REQUIREMENTS ->
Find the word "this" in the records below. List each line containing it.

........

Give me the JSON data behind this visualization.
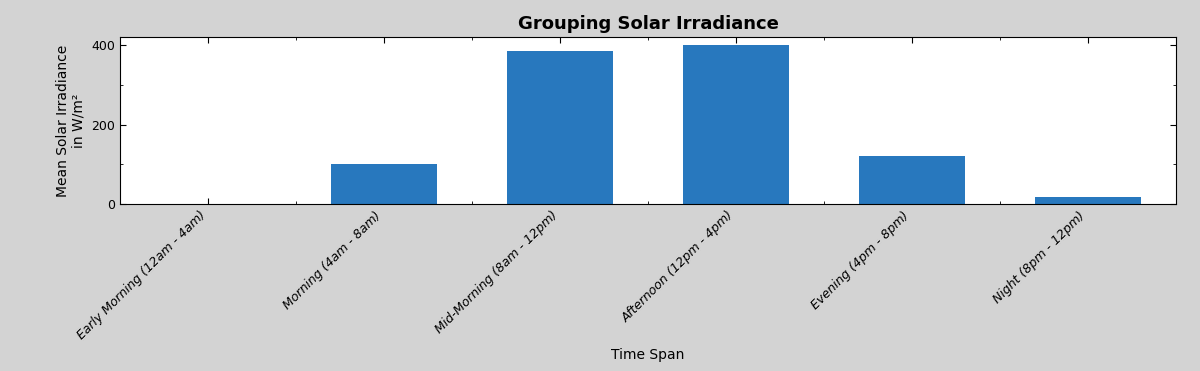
{
  "title": "Grouping Solar Irradiance",
  "xlabel": "Time Span",
  "ylabel_line1": "Mean Solar Irradiance",
  "ylabel_line2": "in W/m²",
  "categories": [
    "Early Morning (12am - 4am)",
    "Morning (4am - 8am)",
    "Mid-Morning (8am - 12pm)",
    "Afternoon (12pm - 4pm)",
    "Evening (4pm - 8pm)",
    "Night (8pm - 12pm)"
  ],
  "values": [
    0,
    100,
    385,
    400,
    120,
    18
  ],
  "bar_color": "#2878be",
  "background_color": "#d3d3d3",
  "plot_bg_color": "#ffffff",
  "ylim": [
    0,
    420
  ],
  "yticks": [
    0,
    200,
    400
  ],
  "title_fontsize": 13,
  "axis_label_fontsize": 10,
  "tick_label_fontsize": 9,
  "bar_width": 0.6
}
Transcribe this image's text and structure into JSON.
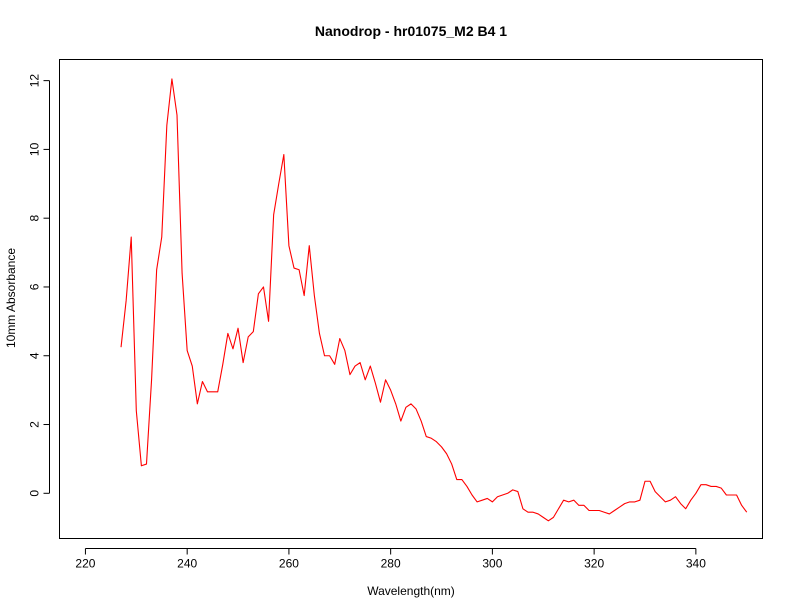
{
  "chart_data": {
    "type": "line",
    "title": "Nanodrop - hr01075_M2 B4 1",
    "xlabel": "Wavelength(nm)",
    "ylabel": "10mm Absorbance",
    "xlim": [
      215,
      353
    ],
    "ylim": [
      -1.3,
      12.6
    ],
    "x_ticks": [
      220,
      240,
      260,
      280,
      300,
      320,
      340
    ],
    "y_ticks": [
      0,
      2,
      4,
      6,
      8,
      10,
      12
    ],
    "grid": false,
    "legend": "none",
    "series": [
      {
        "color": "#ff0000",
        "x": [
          227,
          228,
          229,
          230,
          231,
          232,
          233,
          234,
          235,
          236,
          237,
          238,
          239,
          240,
          241,
          242,
          243,
          244,
          245,
          246,
          247,
          248,
          249,
          250,
          251,
          252,
          253,
          254,
          255,
          256,
          257,
          258,
          259,
          260,
          261,
          262,
          263,
          264,
          265,
          266,
          267,
          268,
          269,
          270,
          271,
          272,
          273,
          274,
          275,
          276,
          277,
          278,
          279,
          280,
          281,
          282,
          283,
          284,
          285,
          286,
          287,
          288,
          289,
          290,
          291,
          292,
          293,
          294,
          295,
          296,
          297,
          298,
          299,
          300,
          301,
          302,
          303,
          304,
          305,
          306,
          307,
          308,
          309,
          310,
          311,
          312,
          313,
          314,
          315,
          316,
          317,
          318,
          319,
          320,
          321,
          322,
          323,
          324,
          325,
          326,
          327,
          328,
          329,
          330,
          331,
          332,
          333,
          334,
          335,
          336,
          337,
          338,
          339,
          340,
          341,
          342,
          343,
          344,
          345,
          346,
          347,
          348,
          349,
          350
        ],
        "y": [
          4.25,
          5.6,
          7.45,
          2.4,
          0.8,
          0.85,
          3.3,
          6.5,
          7.45,
          10.7,
          12.05,
          11.0,
          6.4,
          4.15,
          3.7,
          2.6,
          3.25,
          2.95,
          2.95,
          2.95,
          3.75,
          4.65,
          4.2,
          4.8,
          3.8,
          4.55,
          4.7,
          5.8,
          6.0,
          5.0,
          8.1,
          9.0,
          9.85,
          7.2,
          6.55,
          6.5,
          5.75,
          7.2,
          5.75,
          4.65,
          4.0,
          4.0,
          3.75,
          4.5,
          4.15,
          3.45,
          3.7,
          3.8,
          3.3,
          3.7,
          3.2,
          2.65,
          3.3,
          3.0,
          2.6,
          2.1,
          2.5,
          2.6,
          2.45,
          2.1,
          1.65,
          1.6,
          1.5,
          1.35,
          1.15,
          0.85,
          0.4,
          0.4,
          0.2,
          -0.05,
          -0.25,
          -0.2,
          -0.15,
          -0.25,
          -0.1,
          -0.05,
          0.0,
          0.1,
          0.05,
          -0.45,
          -0.55,
          -0.55,
          -0.6,
          -0.7,
          -0.8,
          -0.7,
          -0.45,
          -0.2,
          -0.25,
          -0.2,
          -0.35,
          -0.35,
          -0.5,
          -0.5,
          -0.5,
          -0.55,
          -0.6,
          -0.5,
          -0.4,
          -0.3,
          -0.25,
          -0.25,
          -0.2,
          0.35,
          0.35,
          0.05,
          -0.1,
          -0.25,
          -0.2,
          -0.1,
          -0.3,
          -0.45,
          -0.2,
          0.0,
          0.25,
          0.25,
          0.2,
          0.2,
          0.15,
          -0.05,
          -0.05,
          -0.05,
          -0.35,
          -0.55
        ]
      }
    ]
  }
}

........

FINAL RESULT ->
Give me the JSON data behind this visualization.
Transcribe this image's text and structure into JSON.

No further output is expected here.